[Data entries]

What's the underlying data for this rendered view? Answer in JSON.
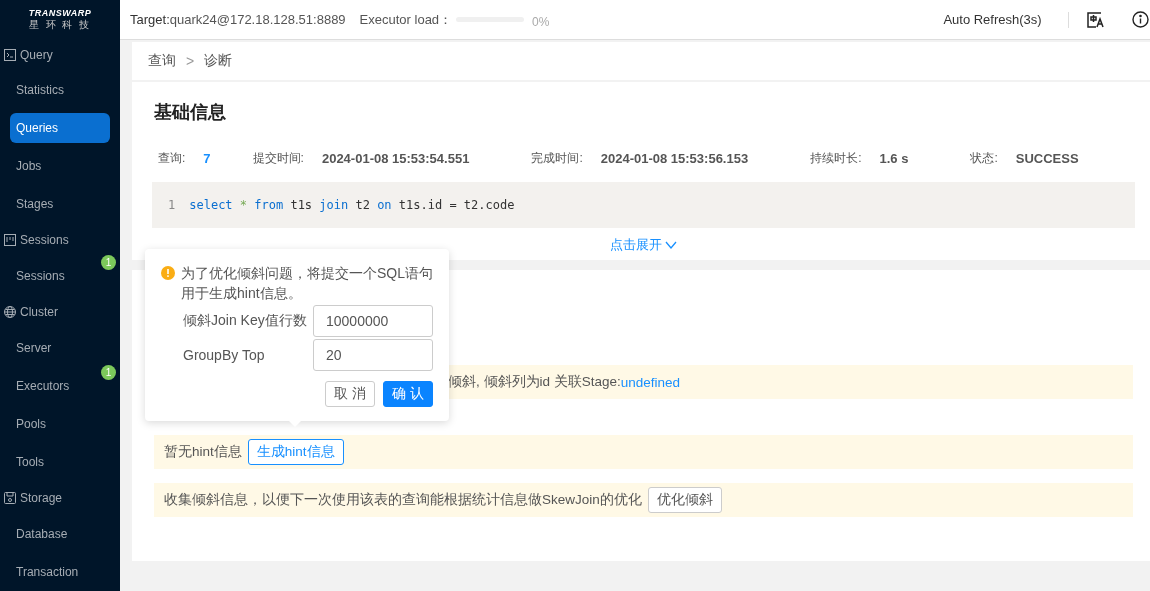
{
  "sidebar": {
    "logo": {
      "name": "TRANSWARP",
      "subtitle": "星 环 科 技"
    },
    "groups": [
      {
        "label": "Query",
        "items": [
          {
            "label": "Statistics",
            "selected": false
          },
          {
            "label": "Queries",
            "selected": true
          },
          {
            "label": "Jobs",
            "selected": false
          },
          {
            "label": "Stages",
            "selected": false
          }
        ]
      },
      {
        "label": "Sessions",
        "items": [
          {
            "label": "Sessions",
            "selected": false,
            "badge": "1"
          }
        ]
      },
      {
        "label": "Cluster",
        "items": [
          {
            "label": "Server",
            "selected": false
          },
          {
            "label": "Executors",
            "selected": false,
            "badge": "1"
          },
          {
            "label": "Pools",
            "selected": false
          },
          {
            "label": "Tools",
            "selected": false
          }
        ]
      },
      {
        "label": "Storage",
        "items": [
          {
            "label": "Database",
            "selected": false
          },
          {
            "label": "Transaction",
            "selected": false
          }
        ]
      }
    ]
  },
  "header": {
    "target_label": "Target:",
    "target_value": "quark24@172.18.128.51:8889",
    "load_label": "Executor load：",
    "load": {
      "level": 0,
      "reading": "0%"
    },
    "auto_refresh": "Auto Refresh(3s)"
  },
  "breadcrumb": [
    "查询",
    "诊断"
  ],
  "breadcrumb_separator": ">",
  "info": {
    "title": "基础信息",
    "fields": [
      {
        "label": "查询:",
        "value": "7",
        "kind": "link"
      },
      {
        "label": "提交时间:",
        "value": "2024-01-08 15:53:54.551",
        "kind": "text"
      },
      {
        "label": "完成时间:",
        "value": "2024-01-08 15:53:56.153",
        "kind": "text"
      },
      {
        "label": "持续时长:",
        "value": "1.6 s",
        "kind": "text"
      },
      {
        "label": "状态:",
        "value": "SUCCESS",
        "kind": "text"
      }
    ],
    "code": {
      "line": "1",
      "tokens": [
        {
          "text": "select",
          "kind": "keyword"
        },
        {
          "text": " * ",
          "kind": "operator"
        },
        {
          "text": "from",
          "kind": "keyword"
        },
        {
          "text": " t1s ",
          "kind": "plain"
        },
        {
          "text": "join",
          "kind": "keyword"
        },
        {
          "text": " t2 ",
          "kind": "plain"
        },
        {
          "text": "on",
          "kind": "keyword"
        },
        {
          "text": " t1s.id = t2.code",
          "kind": "plain"
        }
      ]
    },
    "expand": "点击展开"
  },
  "diagnosis": {
    "skew_text": "倾斜, 倾斜列为id   关联Stage:",
    "skew_link": "undefined",
    "hint_text": "暂无hint信息",
    "hint_button": "生成hint信息",
    "collect_text": "收集倾斜信息，以便下一次使用该表的查询能根据统计信息做SkewJoin的优化",
    "collect_button": "优化倾斜"
  },
  "popover": {
    "message": "为了优化倾斜问题，将提交一个SQL语句用于生成hint信息。",
    "fields": [
      {
        "label": "倾斜Join Key值行数",
        "value": "10000000"
      },
      {
        "label": "GroupBy Top",
        "value": "20"
      }
    ],
    "buttons": [
      {
        "label": "取 消",
        "kind": "default"
      },
      {
        "label": "确 认",
        "kind": "primary"
      }
    ]
  }
}
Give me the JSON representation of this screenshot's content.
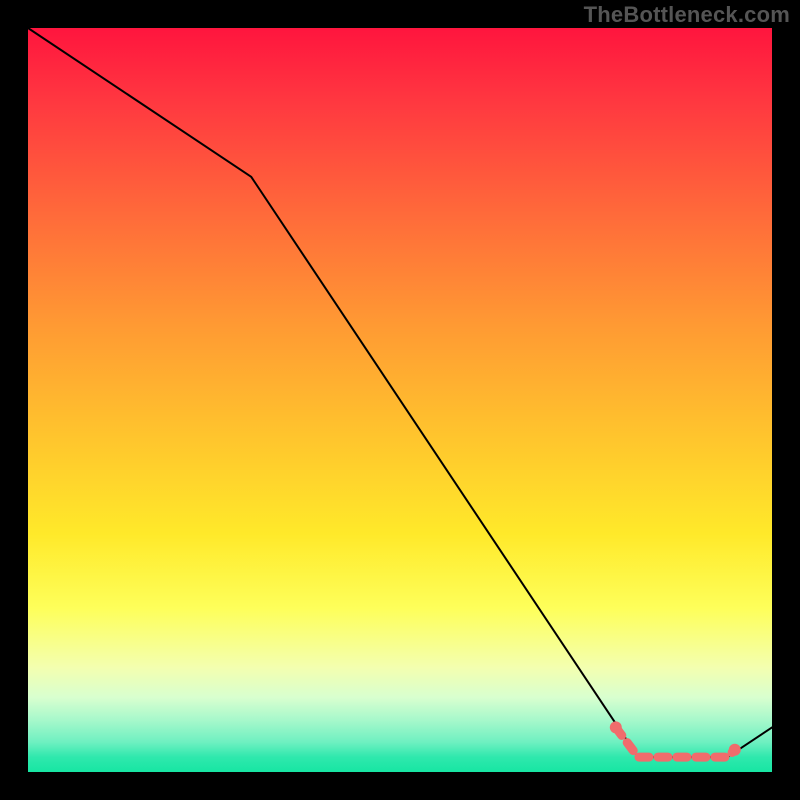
{
  "watermark": "TheBottleneck.com",
  "chart_data": {
    "type": "line",
    "title": "",
    "xlabel": "",
    "ylabel": "",
    "ylim": [
      0,
      100
    ],
    "xlim": [
      0,
      100
    ],
    "series": [
      {
        "name": "bottleneck-curve",
        "x": [
          0,
          30,
          82,
          94,
          100
        ],
        "values": [
          100,
          80,
          2,
          2,
          6
        ],
        "color": "#000000",
        "linewidth": 2
      }
    ],
    "highlight_segment": {
      "name": "optimal-range",
      "x": [
        79,
        82,
        94,
        95
      ],
      "values": [
        6,
        2,
        2,
        3
      ],
      "color": "#f06c6c",
      "linewidth": 9,
      "endpoint_dots": true
    }
  },
  "colors": {
    "page_bg": "#000000",
    "watermark": "#555555",
    "gradient_top": "#ff153e",
    "gradient_mid": "#ffe92a",
    "gradient_bottom": "#17e6a3",
    "curve": "#000000",
    "highlight": "#f06c6c"
  }
}
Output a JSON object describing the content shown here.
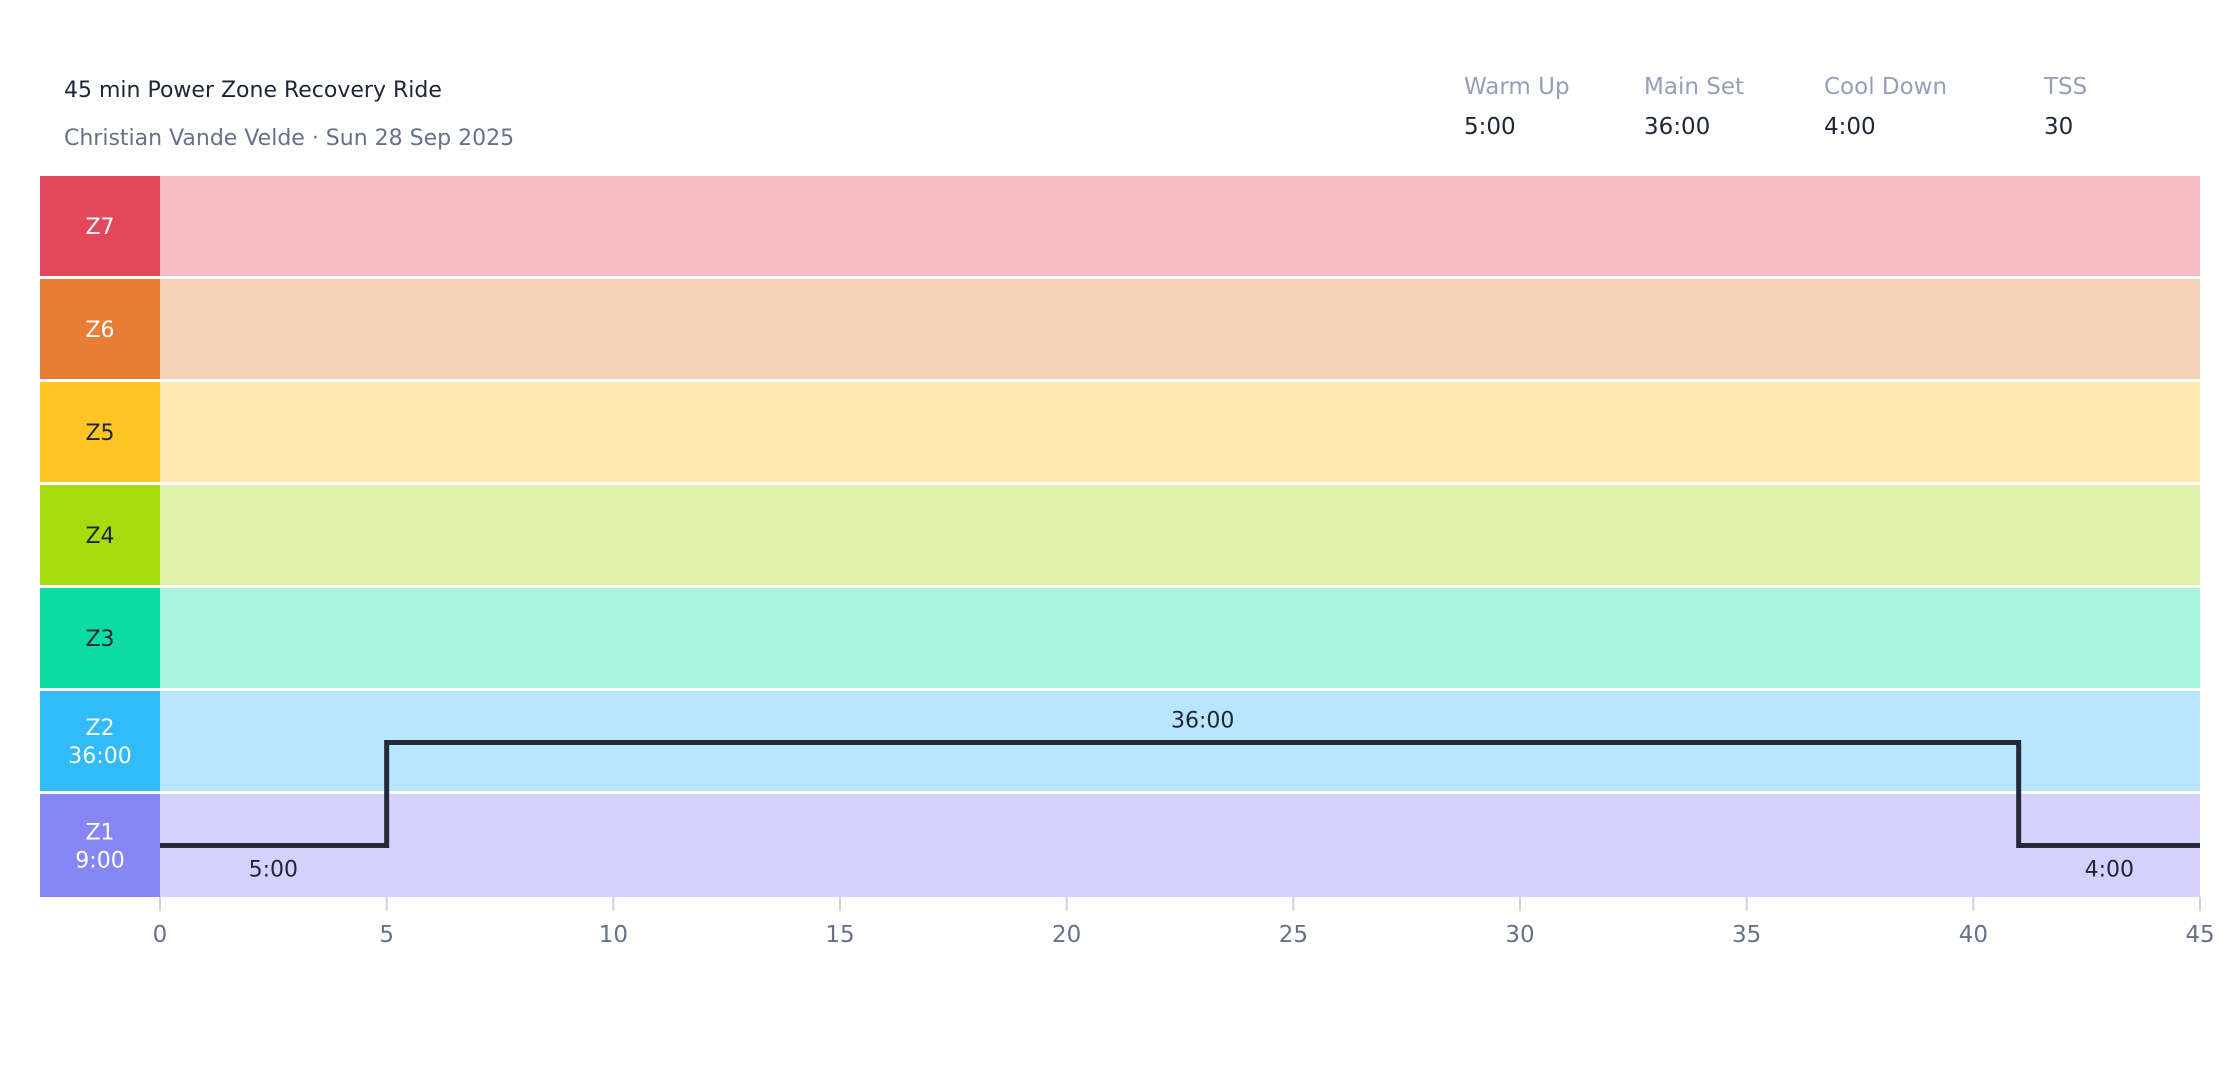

### GIVEN EXERCISE
Apart from the pictures, the entries above are to be repeated in full and exactly.

### EXERCISE RESPONSE
What's the underlying data for this rendered view? Answer in JSON.
{
  "sidebar": {
    "logo": {
      "name": "TRANSWARP",
      "subtitle": "星 环 科 技"
    },
    "groups": [
      {
        "label": "Query",
        "items": [
          {
            "label": "Statistics",
            "selected": false
          },
          {
            "label": "Queries",
            "selected": true
          },
          {
            "label": "Jobs",
            "selected": false
          },
          {
            "label": "Stages",
            "selected": false
          }
        ]
      },
      {
        "label": "Sessions",
        "items": [
          {
            "label": "Sessions",
            "selected": false,
            "badge": "1"
          }
        ]
      },
      {
        "label": "Cluster",
        "items": [
          {
            "label": "Server",
            "selected": false
          },
          {
            "label": "Executors",
            "selected": false,
            "badge": "1"
          },
          {
            "label": "Pools",
            "selected": false
          },
          {
            "label": "Tools",
            "selected": false
          }
        ]
      },
      {
        "label": "Storage",
        "items": [
          {
            "label": "Database",
            "selected": false
          },
          {
            "label": "Transaction",
            "selected": false
          }
        ]
      }
    ]
  },
  "header": {
    "target_label": "Target:",
    "target_value": "quark24@172.18.128.51:8889",
    "load_label": "Executor load：",
    "load": {
      "level": 0,
      "reading": "0%"
    },
    "auto_refresh": "Auto Refresh(3s)"
  },
  "breadcrumb": [
    "查询",
    "诊断"
  ],
  "breadcrumb_separator": ">",
  "info": {
    "title": "基础信息",
    "fields": [
      {
        "label": "查询:",
        "value": "7",
        "kind": "link"
      },
      {
        "label": "提交时间:",
        "value": "2024-01-08 15:53:54.551",
        "kind": "text"
      },
      {
        "label": "完成时间:",
        "value": "2024-01-08 15:53:56.153",
        "kind": "text"
      },
      {
        "label": "持续时长:",
        "value": "1.6 s",
        "kind": "text"
      },
      {
        "label": "状态:",
        "value": "SUCCESS",
        "kind": "text"
      }
    ],
    "code": {
      "line": "1",
      "tokens": [
        {
          "text": "select",
          "kind": "keyword"
        },
        {
          "text": " * ",
          "kind": "operator"
        },
        {
          "text": "from",
          "kind": "keyword"
        },
        {
          "text": " t1s ",
          "kind": "plain"
        },
        {
          "text": "join",
          "kind": "keyword"
        },
        {
          "text": " t2 ",
          "kind": "plain"
        },
        {
          "text": "on",
          "kind": "keyword"
        },
        {
          "text": " t1s.id = t2.code",
          "kind": "plain"
        }
      ]
    },
    "expand": "点击展开"
  },
  "diagnosis": {
    "skew_text": "倾斜, 倾斜列为id   关联Stage:",
    "skew_link": "undefined",
    "hint_text": "暂无hint信息",
    "hint_button": "生成hint信息",
    "collect_text": "收集倾斜信息，以便下一次使用该表的查询能根据统计信息做SkewJoin的优化",
    "collect_button": "优化倾斜"
  },
  "popover": {
    "message": "为了优化倾斜问题，将提交一个SQL语句用于生成hint信息。",
    "fields": [
      {
        "label": "倾斜Join Key值行数",
        "value": "10000000"
      },
      {
        "label": "GroupBy Top",
        "value": "20"
      }
    ],
    "buttons": [
      {
        "label": "取 消",
        "kind": "default"
      },
      {
        "label": "确 认",
        "kind": "primary"
      }
    ]
  }
}
Give me the JSON representation of this screenshot's content.
{
  "watermark": "TheBottleneck.com",
  "chart_data": {
    "type": "line",
    "title": "",
    "xlabel": "",
    "ylabel": "",
    "ylim": [
      0,
      100
    ],
    "xlim": [
      0,
      100
    ],
    "series": [
      {
        "name": "bottleneck-curve",
        "x": [
          0,
          30,
          82,
          94,
          100
        ],
        "values": [
          100,
          80,
          2,
          2,
          6
        ],
        "color": "#000000",
        "linewidth": 2
      }
    ],
    "highlight_segment": {
      "name": "optimal-range",
      "x": [
        79,
        82,
        94,
        95
      ],
      "values": [
        6,
        2,
        2,
        3
      ],
      "color": "#f06c6c",
      "linewidth": 9,
      "endpoint_dots": true
    }
  },
  "colors": {
    "page_bg": "#000000",
    "watermark": "#555555",
    "gradient_top": "#ff153e",
    "gradient_mid": "#ffe92a",
    "gradient_bottom": "#17e6a3",
    "curve": "#000000",
    "highlight": "#f06c6c"
  }
}
Output a JSON object describing the content shown here.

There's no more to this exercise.